>> Begin Records
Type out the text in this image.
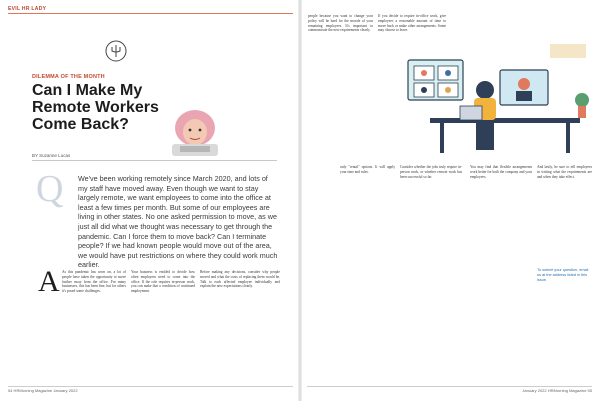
EVIL HR LADY
DILEMMA OF THE MONTH
Can I Make My Remote Workers Come Back?
BY Suzanne Lucas
Q We've been working remotely since March 2020, and lots of my staff have moved away. Even though we want to stay largely remote, we want employees to come into the office at least a few times per month. But some of our employees are living in other states. No one asked permission to move, as we just all did what we thought was necessary to get through the pandemic. Can I force them to move back? Can I terminate people? If we had known people would move out of the area, we would have put restrictions on where they could work much earlier.
A As this pandemic has worn on, a lot of people have taken the opportunity to move further away from the office. For many businesses, this has been fine, but for others it's posed some challenges.
Your business is entitled to decide how often employees need to come into the office. If the role requires in-person work, you can make that a condition of continued employment.
Before making any decisions, consider why people moved and what the costs of replacing them would be. Talk to each affected employee individually and explain the new expectations clearly.
54 HRMorning Magazine January 2022
people because you want to change your policy will be hard for the morale of your remaining employees. It's important to communicate the new requirements clearly.
If you decide to require in-office work, give employees a reasonable amount of time to move back or make other arrangements. Some may choose to leave.
only "rental" options. It will apply your time and rules.
Consider whether the jobs truly require in-person work, or whether remote work has been successful so far.
You may find that flexible arrangements work better for both the company and your employees.
And lastly, be sure to tell employees in writing what the requirements are and when they take effect.
To submit your question, email us at the address listed in this issue.
January 2022 HRMorning Magazine 55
>> End Records
**Given problem**: Find the string "will" in the entries above and return each line that holds it.

**Answer**:
people because you want to change your policy will be hard for the morale of your remaining employees. It's important to communicate the new requirements clearly.
only "rental" options. It will apply your time and rules.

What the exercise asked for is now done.